SHORT EXERCISE: Locate the word "text" in the data below, then copy every line that holds it.

:: MATERIAL PROVIDED ::

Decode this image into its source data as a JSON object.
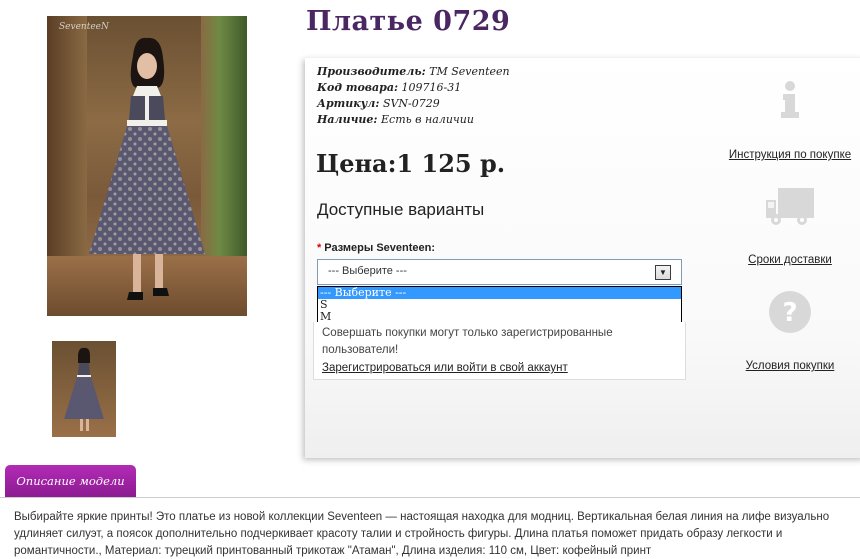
{
  "product": {
    "title": "Платье 0729",
    "watermark": "SeventeeN"
  },
  "meta": {
    "manufacturer_label": "Производитель:",
    "manufacturer_value": "ТМ Seventeen",
    "code_label": "Код товара:",
    "code_value": "109716-31",
    "sku_label": "Артикул:",
    "sku_value": "SVN-0729",
    "stock_label": "Наличие:",
    "stock_value": "Есть в наличии"
  },
  "price": {
    "text": "Цена:1 125 р."
  },
  "options": {
    "heading": "Доступные варианты",
    "size_label": "Размеры Seventeen:",
    "required_mark": "*",
    "selected": "--- Выберите ---",
    "list": [
      "--- Выберите ---",
      "S",
      "M"
    ]
  },
  "login": {
    "message": "Совершать покупки могут только зарегистрированные пользователи!",
    "link": "Зарегистрироваться или войти в свой аккаунт"
  },
  "sidebar": {
    "instructions": "Инструкция по покупке",
    "delivery": "Сроки доставки",
    "terms": "Условия покупки"
  },
  "description": {
    "tab": "Описание модели",
    "text": "Выбирайте яркие принты! Это платье из новой коллекции Seventeen — настоящая находка для модниц. Вертикальная белая линия на лифе визуально удлиняет силуэт, а поясок дополнительно подчеркивает красоту талии и стройность фигуры. Длина платья поможет придать образу легкости и романтичности., Материал: турецкий принтованный трикотаж \"Атаман\", Длина изделия: 110 см, Цвет: кофейный принт"
  },
  "colors": {
    "title": "#4a2763",
    "tab": "#a524a9",
    "select_highlight": "#3399ff"
  }
}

:::

WRITTEN ANSWER:
    "text": "Цена:1 125 р."
    "text": "Выбирайте яркие принты! Это платье из новой коллекции Seventeen — настоящая находка для модниц. Вертикальная белая линия на лифе визуально удлиняет силуэт, а поясок дополнительно подчеркивает красоту талии и стройность фигуры. Длина платья поможет придать образу легкости и романтичности., Материал: турецкий принтованный трикотаж \"Атаман\", Длина изделия: 110 см, Цвет: кофейный принт"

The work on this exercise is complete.